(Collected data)
________________________________________

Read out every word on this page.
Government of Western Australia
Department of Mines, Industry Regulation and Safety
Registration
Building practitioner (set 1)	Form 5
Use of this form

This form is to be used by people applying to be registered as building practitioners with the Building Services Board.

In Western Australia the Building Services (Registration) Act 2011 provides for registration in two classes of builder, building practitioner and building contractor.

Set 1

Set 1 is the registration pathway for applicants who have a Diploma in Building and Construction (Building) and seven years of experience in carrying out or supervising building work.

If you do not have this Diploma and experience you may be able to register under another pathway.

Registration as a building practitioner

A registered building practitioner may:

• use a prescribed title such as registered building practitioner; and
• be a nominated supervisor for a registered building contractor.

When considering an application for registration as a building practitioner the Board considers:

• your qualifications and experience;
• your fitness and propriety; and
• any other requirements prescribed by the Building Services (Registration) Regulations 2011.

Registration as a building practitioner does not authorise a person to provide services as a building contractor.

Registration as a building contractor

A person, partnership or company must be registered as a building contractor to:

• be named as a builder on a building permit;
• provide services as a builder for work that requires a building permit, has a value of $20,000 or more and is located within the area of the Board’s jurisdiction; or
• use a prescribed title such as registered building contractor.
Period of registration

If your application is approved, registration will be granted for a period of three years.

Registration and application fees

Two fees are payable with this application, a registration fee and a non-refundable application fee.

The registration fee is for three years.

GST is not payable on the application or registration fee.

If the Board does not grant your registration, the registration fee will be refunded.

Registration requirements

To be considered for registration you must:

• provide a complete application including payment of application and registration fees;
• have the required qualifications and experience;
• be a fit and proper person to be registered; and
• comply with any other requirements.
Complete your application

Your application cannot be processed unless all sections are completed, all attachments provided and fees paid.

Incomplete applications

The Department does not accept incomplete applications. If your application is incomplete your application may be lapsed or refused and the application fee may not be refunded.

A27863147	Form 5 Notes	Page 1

________________________________________

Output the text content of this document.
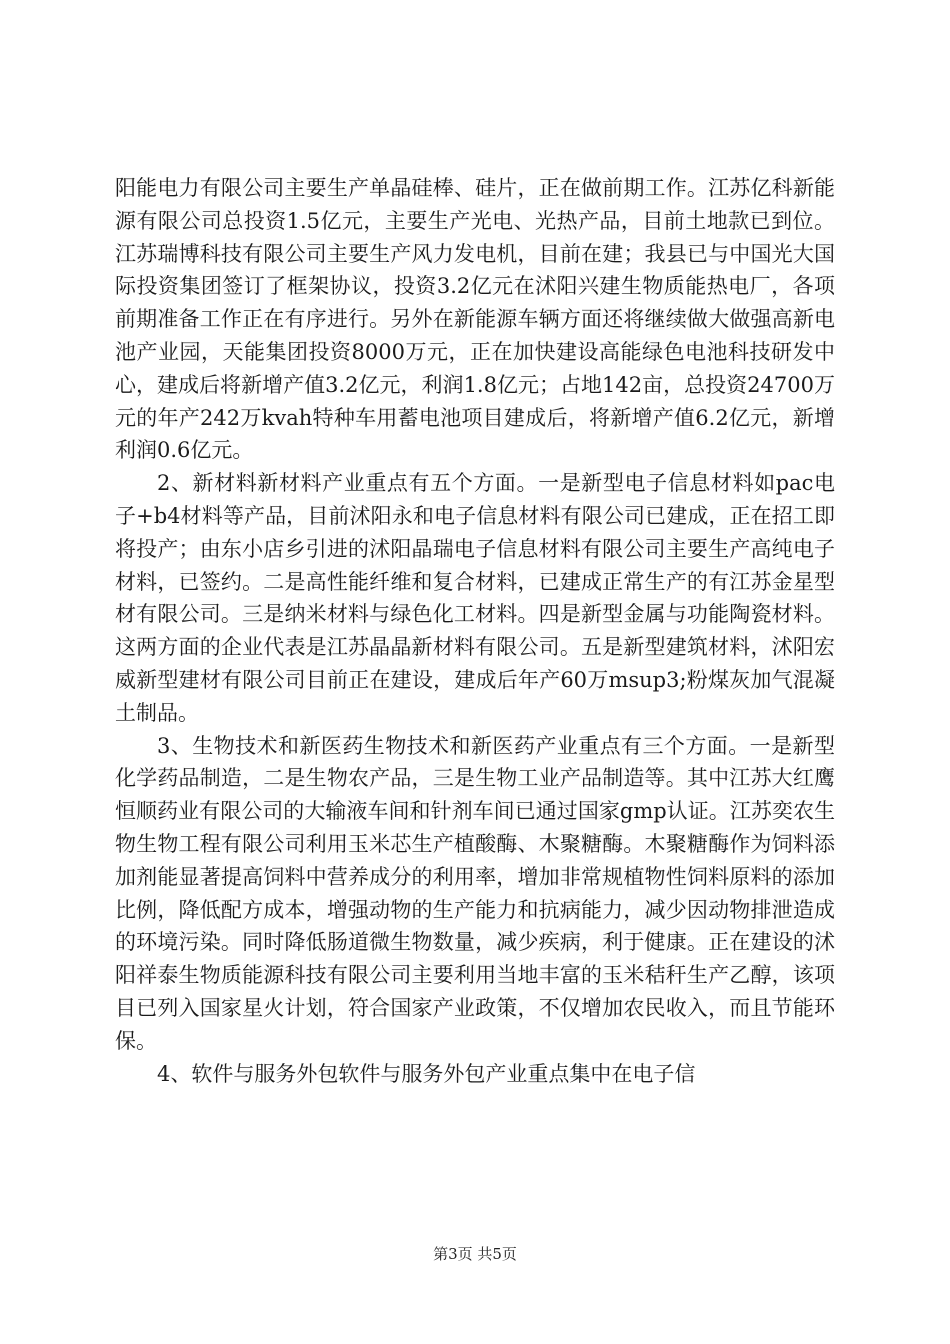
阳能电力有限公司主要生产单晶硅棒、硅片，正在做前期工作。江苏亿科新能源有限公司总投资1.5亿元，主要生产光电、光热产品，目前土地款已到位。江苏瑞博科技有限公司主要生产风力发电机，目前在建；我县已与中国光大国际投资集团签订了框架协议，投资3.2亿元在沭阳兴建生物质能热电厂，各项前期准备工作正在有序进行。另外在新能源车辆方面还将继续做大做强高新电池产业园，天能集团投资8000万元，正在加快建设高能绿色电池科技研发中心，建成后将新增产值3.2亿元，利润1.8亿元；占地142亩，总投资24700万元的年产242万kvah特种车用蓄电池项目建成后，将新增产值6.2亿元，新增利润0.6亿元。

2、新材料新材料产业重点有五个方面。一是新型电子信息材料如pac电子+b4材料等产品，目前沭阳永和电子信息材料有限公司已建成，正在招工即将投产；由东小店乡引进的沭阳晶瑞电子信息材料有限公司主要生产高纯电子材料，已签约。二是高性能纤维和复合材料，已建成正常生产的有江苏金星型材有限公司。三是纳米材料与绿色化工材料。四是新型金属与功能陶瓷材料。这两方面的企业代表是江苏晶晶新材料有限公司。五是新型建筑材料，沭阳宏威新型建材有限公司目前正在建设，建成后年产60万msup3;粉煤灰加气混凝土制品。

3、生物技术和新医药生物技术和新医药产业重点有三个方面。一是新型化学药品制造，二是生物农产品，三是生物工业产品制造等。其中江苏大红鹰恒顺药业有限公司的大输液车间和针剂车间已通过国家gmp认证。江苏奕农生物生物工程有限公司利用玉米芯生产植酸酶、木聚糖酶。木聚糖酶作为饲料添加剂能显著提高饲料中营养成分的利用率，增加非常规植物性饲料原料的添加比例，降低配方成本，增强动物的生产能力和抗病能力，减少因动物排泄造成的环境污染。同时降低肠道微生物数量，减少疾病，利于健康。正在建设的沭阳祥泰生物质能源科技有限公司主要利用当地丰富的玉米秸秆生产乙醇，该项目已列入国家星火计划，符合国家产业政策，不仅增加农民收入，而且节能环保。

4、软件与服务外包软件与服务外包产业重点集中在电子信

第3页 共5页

________________________________________

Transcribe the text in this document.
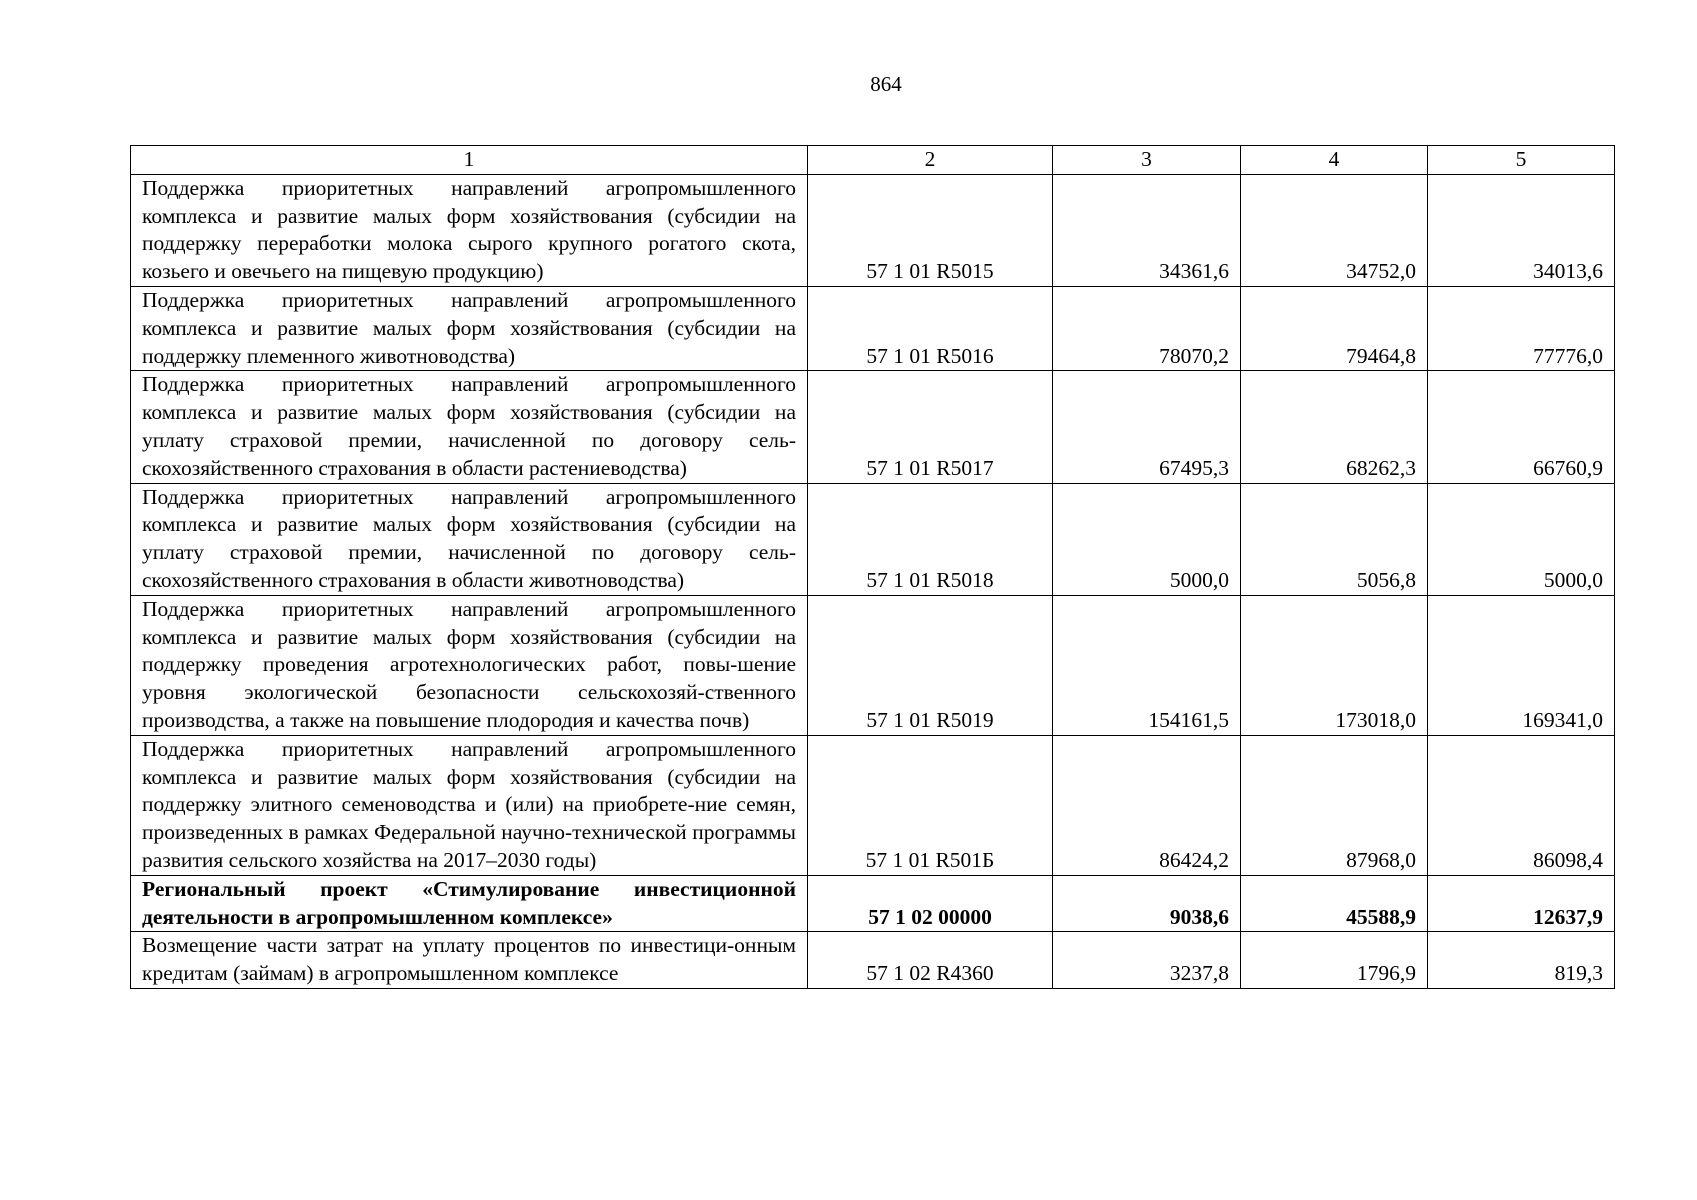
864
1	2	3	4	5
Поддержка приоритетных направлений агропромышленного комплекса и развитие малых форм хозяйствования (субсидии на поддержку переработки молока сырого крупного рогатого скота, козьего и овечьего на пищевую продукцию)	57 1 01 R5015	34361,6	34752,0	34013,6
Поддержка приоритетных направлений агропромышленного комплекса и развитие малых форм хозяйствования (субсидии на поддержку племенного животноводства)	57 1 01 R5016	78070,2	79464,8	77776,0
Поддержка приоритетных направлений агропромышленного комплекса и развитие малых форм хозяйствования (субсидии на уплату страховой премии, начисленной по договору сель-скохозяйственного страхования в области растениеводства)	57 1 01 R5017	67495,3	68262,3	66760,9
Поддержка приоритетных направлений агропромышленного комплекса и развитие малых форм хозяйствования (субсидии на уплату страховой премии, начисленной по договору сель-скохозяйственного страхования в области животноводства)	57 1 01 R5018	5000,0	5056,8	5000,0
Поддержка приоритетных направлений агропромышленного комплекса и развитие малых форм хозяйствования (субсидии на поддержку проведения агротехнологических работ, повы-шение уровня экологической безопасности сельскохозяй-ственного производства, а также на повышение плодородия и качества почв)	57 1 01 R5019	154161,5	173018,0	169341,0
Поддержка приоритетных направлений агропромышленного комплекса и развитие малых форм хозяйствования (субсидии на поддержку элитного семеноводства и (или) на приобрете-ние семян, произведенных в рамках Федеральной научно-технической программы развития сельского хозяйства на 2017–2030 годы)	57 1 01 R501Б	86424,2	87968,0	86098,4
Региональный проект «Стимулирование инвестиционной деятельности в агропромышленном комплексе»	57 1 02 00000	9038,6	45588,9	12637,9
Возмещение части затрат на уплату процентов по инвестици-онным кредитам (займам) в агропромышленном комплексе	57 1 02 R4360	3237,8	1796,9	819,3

________________________________________

■ TO BE DONE
Copy each line of the listing that contains the string "permit".

■ THE COMPLETED TASK
• be named as a builder on a building permit;
• provide services as a builder for work that requires a building permit, has a value of $20,000 or more and is located within the area of the Board’s jurisdiction; or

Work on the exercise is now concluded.